Point séance

Séance du Grand Conseil du mardi 12 janvier 2021, point 6 de l'ordre du jour

Texte déposé

 

« Ce que l’on conçoit bien s’énonce clairement, et les mots pour le dire arrivent aisément. »

 

Déjà Nicolas Boileau (1636 – 1711), donne dans son Art poétique (1669-1674) ses leçons pour bien écrire en français, afin qu’il soit mieux compris.

 

Dans toute entreprise, dans n’importe quelle branche, il y a un langage spécifique, un jargon et des abréviations, ce qui pose souvent des problèmes de compréhension pour toute personne extérieure. Mais il y a aussi des manières différentes d’écrire, de rédiger.

 

En Suisse, pas moins de 800'000 personnes rencontrent des difficultés pour comprendre un texte, soit près d’une personne sur 10. Or l’Etat se doit de se faire comprendre, avant tout de ses administrés. Le langage FALC, pour FAcile à Lire et à Comprendre, basé sur les Règles européennes pour une information facile à lire et à comprendre[1], entend justement palier à une écriture administrative trop souvent incompréhensible pour bon nombre de concitoyennes et concitoyens.

 

Un récent article d’un grand quotidien vaudois[2] met en lumière les enjeux, les avantages du langage simplifié et donne un exemple de texte traduit en FALC :

 

Texte de base « Toute consultation doit faire l'objet d'une demande écrite, à transmettre au directeur de l'établissement. La direction dispose de huit jours pour apporter une réponse quant à la consultation du dossier et proposer une date. »

[CONSIGNE 1]:
Répondez à ces questions sur le texte déposé :
(a) Combien de personnes en Suisse ont du mal à comprendre un texte ?
(b) Que veut dire le sigle FALC ?
(c) Dans le texte de base, combien de jours la direction a-t-elle pour répondre ?
[CONSIGNE 2]: Reproduisez le passage du texte déposé qui commence à « En Suisse, pas » et se termine à « concitoyennes et concitoyens. ».
Les items qui suivent ne servent pas pour cet exercice.

Extrait du jeu de données
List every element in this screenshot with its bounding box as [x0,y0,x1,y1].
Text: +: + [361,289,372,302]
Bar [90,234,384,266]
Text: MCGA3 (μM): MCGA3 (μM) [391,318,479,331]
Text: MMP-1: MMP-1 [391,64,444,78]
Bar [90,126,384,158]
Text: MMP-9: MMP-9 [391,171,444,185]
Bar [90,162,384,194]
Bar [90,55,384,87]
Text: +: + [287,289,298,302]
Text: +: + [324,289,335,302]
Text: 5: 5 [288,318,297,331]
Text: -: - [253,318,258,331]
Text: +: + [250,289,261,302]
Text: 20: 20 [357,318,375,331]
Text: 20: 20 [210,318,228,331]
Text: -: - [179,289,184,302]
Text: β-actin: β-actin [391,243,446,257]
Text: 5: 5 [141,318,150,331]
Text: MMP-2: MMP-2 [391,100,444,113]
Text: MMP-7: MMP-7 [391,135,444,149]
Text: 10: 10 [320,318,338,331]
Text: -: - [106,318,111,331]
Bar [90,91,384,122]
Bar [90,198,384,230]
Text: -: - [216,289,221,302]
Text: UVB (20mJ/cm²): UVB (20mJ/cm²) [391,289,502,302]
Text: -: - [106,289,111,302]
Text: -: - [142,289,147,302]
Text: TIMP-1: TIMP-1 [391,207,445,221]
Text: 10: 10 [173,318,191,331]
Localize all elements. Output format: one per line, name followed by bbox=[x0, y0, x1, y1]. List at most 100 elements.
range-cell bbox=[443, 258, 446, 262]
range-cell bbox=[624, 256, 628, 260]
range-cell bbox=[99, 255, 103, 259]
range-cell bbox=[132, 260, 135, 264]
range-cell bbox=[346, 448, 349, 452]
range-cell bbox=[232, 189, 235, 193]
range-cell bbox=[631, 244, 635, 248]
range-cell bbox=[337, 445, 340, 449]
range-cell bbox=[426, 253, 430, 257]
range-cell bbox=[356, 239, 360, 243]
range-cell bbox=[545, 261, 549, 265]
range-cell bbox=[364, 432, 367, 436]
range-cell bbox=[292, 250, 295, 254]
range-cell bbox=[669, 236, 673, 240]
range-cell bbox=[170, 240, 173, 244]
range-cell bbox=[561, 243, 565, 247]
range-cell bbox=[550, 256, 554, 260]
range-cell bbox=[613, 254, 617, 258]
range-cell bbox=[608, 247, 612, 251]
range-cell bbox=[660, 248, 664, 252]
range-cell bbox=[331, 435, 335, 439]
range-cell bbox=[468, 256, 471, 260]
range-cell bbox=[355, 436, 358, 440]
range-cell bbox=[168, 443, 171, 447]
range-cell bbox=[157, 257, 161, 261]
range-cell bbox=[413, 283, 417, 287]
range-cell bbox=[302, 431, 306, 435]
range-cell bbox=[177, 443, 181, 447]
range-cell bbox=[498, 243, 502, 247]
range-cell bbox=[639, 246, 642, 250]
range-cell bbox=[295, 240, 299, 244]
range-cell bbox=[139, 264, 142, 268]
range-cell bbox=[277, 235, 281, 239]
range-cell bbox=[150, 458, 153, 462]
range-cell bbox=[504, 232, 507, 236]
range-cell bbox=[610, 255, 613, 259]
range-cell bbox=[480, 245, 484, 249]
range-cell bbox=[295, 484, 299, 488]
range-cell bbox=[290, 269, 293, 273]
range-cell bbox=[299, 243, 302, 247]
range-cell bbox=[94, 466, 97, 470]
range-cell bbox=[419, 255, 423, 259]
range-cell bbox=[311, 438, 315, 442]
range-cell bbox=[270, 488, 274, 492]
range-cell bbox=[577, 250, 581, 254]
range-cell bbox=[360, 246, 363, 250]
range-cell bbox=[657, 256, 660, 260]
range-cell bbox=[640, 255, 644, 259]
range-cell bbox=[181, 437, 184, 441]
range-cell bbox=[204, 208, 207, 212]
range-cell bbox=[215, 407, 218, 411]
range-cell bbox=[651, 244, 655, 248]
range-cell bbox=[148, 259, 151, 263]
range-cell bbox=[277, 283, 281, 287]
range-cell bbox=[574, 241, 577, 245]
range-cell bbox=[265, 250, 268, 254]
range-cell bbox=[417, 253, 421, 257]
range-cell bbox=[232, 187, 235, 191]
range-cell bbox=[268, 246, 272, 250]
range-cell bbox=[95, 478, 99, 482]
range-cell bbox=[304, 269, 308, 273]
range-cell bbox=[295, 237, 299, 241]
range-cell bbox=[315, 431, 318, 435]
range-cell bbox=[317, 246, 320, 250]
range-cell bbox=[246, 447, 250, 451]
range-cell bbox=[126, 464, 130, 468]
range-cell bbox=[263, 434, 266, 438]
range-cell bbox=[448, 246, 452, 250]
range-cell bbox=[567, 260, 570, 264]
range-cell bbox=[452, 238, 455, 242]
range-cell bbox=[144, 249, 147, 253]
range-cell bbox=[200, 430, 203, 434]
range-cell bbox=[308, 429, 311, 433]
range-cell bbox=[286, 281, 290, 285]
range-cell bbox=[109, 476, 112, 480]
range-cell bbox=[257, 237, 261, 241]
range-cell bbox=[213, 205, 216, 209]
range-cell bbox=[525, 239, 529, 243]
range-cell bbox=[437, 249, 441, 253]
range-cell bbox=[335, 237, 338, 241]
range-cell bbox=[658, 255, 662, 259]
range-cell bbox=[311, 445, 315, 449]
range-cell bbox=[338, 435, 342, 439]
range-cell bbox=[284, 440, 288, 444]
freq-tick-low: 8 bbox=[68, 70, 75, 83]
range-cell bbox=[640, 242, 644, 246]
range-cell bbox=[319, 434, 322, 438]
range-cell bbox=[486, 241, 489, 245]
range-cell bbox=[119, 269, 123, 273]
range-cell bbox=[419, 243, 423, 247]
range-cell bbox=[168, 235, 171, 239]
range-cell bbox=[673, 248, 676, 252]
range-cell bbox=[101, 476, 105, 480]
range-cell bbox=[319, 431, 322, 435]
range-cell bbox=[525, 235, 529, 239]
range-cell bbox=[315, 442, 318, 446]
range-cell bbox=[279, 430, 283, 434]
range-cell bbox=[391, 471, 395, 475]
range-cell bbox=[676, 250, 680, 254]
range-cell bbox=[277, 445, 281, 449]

[RÉPONSE ÉCRITE 1]:
(a) Pas moins de 800'000 personnes, soit près d'une personne sur 10.
(b) FAcile à Lire et à Comprendre.
(c) Huit jours.

[RÉPONSE ÉCRITE 2]:
En Suisse, pas moins de 800'000 personnes rencontrent des difficultés pour comprendre un texte, soit près d’une personne sur 10. Or l’Etat se doit de se faire comprendre, avant tout de ses administrés. Le langage FALC, pour FAcile à Lire et à Comprendre, basé sur les Règles européennes pour une information facile à lire et à comprendre[1], entend justement palier à une écriture administrative trop souvent incompréhensible pour bon nombre de concitoyennes et concitoyens.